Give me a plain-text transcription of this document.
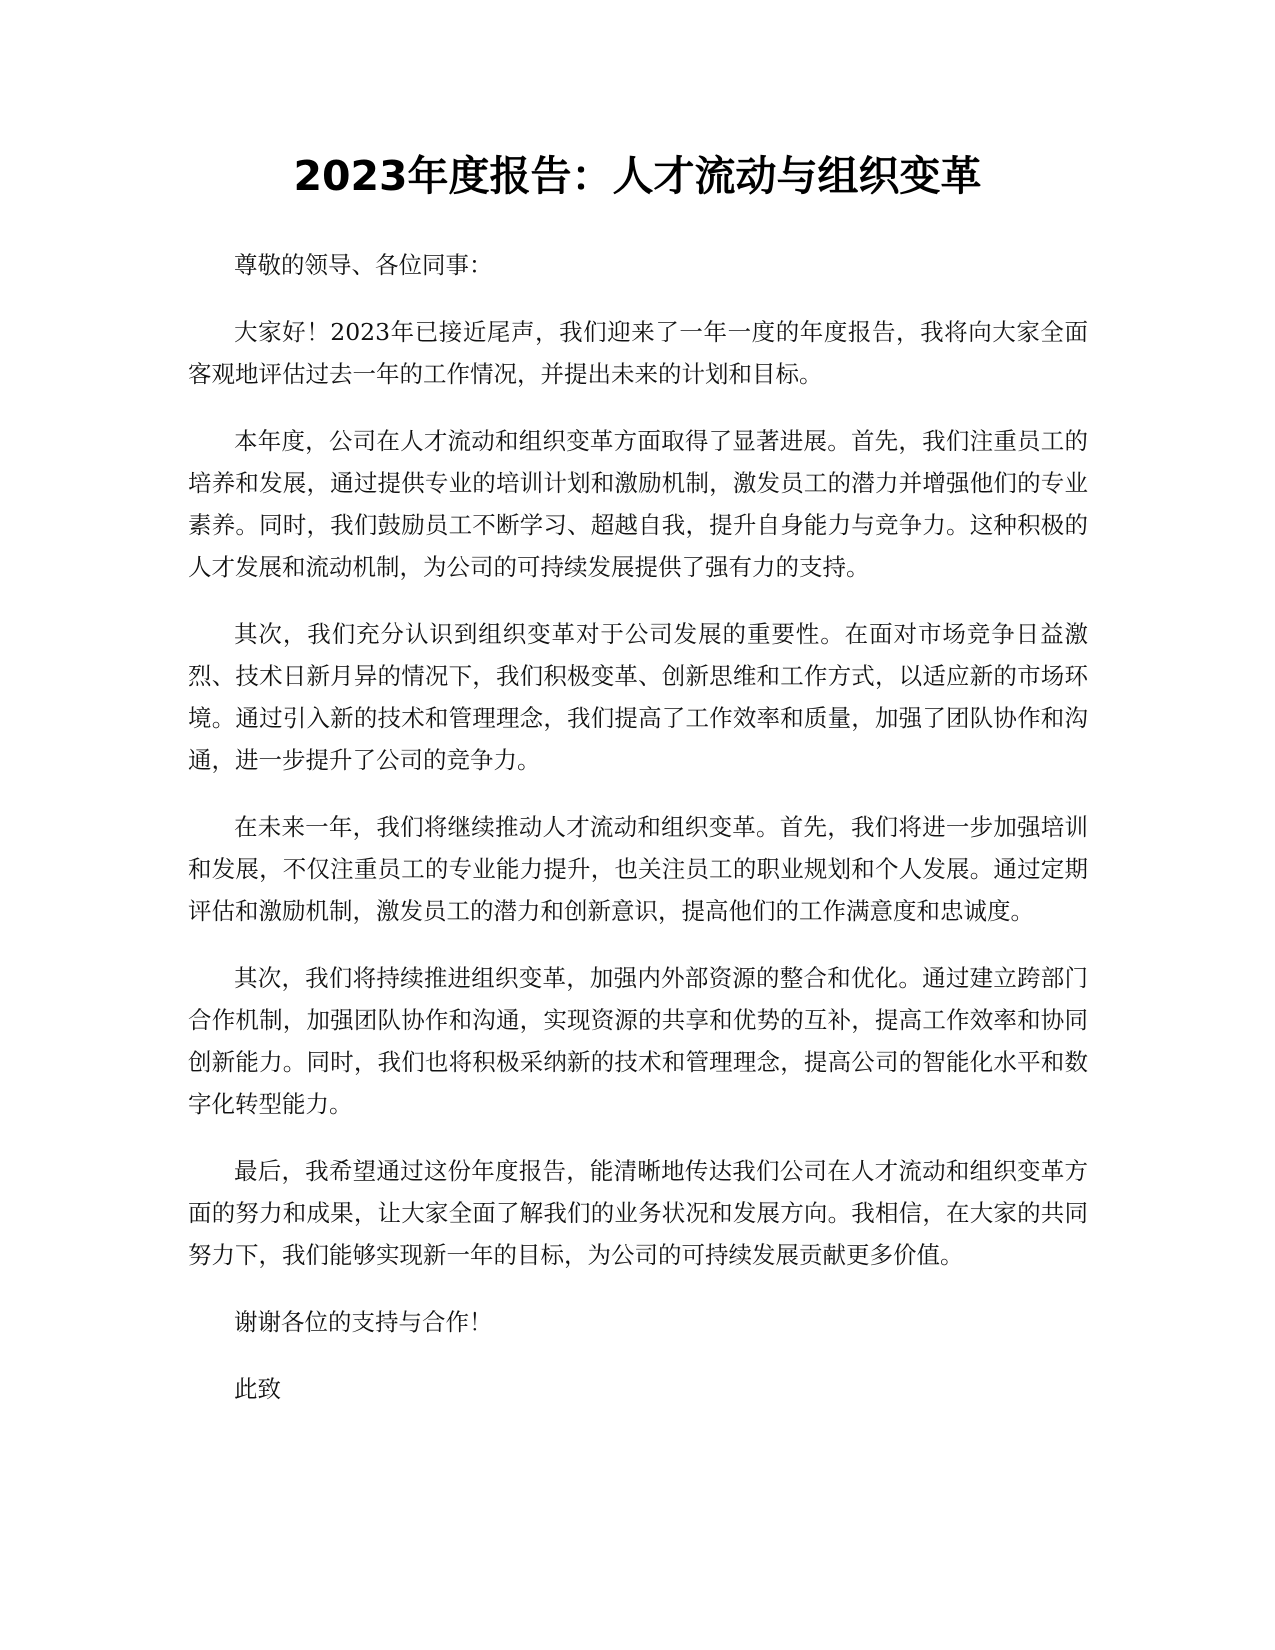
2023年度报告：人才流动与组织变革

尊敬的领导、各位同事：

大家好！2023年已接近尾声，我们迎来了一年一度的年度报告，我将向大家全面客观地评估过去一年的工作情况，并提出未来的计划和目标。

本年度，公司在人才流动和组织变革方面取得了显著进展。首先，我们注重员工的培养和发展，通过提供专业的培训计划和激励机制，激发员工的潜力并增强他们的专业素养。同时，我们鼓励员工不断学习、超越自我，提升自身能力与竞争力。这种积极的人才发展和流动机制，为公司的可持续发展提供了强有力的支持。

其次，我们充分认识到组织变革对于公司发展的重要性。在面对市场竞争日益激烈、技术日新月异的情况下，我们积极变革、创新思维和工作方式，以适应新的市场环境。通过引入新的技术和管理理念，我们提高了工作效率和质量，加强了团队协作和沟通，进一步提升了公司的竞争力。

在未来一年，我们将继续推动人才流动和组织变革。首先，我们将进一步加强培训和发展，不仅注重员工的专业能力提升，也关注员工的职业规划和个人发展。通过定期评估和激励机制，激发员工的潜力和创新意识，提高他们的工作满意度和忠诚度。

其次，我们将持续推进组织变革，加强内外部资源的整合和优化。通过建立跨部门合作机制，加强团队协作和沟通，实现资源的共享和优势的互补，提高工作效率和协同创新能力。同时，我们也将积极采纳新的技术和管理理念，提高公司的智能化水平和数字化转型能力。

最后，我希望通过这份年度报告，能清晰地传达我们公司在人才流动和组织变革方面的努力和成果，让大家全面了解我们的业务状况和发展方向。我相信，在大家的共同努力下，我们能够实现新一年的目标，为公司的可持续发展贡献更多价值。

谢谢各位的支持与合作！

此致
====
_TASK TO CARRY OUT_. Quote every record above exactly, omitting any pictures they contain.

_OUTPUT OF THE EXERCISE_.
Give me a plain-text transcription of this document.
2023年度报告：人才流动与组织变革

尊敬的领导、各位同事：

大家好！2023年已接近尾声，我们迎来了一年一度的年度报告，我将向大家全面客观地评估过去一年的工作情况，并提出未来的计划和目标。

本年度，公司在人才流动和组织变革方面取得了显著进展。首先，我们注重员工的培养和发展，通过提供专业的培训计划和激励机制，激发员工的潜力并增强他们的专业素养。同时，我们鼓励员工不断学习、超越自我，提升自身能力与竞争力。这种积极的人才发展和流动机制，为公司的可持续发展提供了强有力的支持。

其次，我们充分认识到组织变革对于公司发展的重要性。在面对市场竞争日益激烈、技术日新月异的情况下，我们积极变革、创新思维和工作方式，以适应新的市场环境。通过引入新的技术和管理理念，我们提高了工作效率和质量，加强了团队协作和沟通，进一步提升了公司的竞争力。

在未来一年，我们将继续推动人才流动和组织变革。首先，我们将进一步加强培训和发展，不仅注重员工的专业能力提升，也关注员工的职业规划和个人发展。通过定期评估和激励机制，激发员工的潜力和创新意识，提高他们的工作满意度和忠诚度。

其次，我们将持续推进组织变革，加强内外部资源的整合和优化。通过建立跨部门合作机制，加强团队协作和沟通，实现资源的共享和优势的互补，提高工作效率和协同创新能力。同时，我们也将积极采纳新的技术和管理理念，提高公司的智能化水平和数字化转型能力。

最后，我希望通过这份年度报告，能清晰地传达我们公司在人才流动和组织变革方面的努力和成果，让大家全面了解我们的业务状况和发展方向。我相信，在大家的共同努力下，我们能够实现新一年的目标，为公司的可持续发展贡献更多价值。

谢谢各位的支持与合作！

此致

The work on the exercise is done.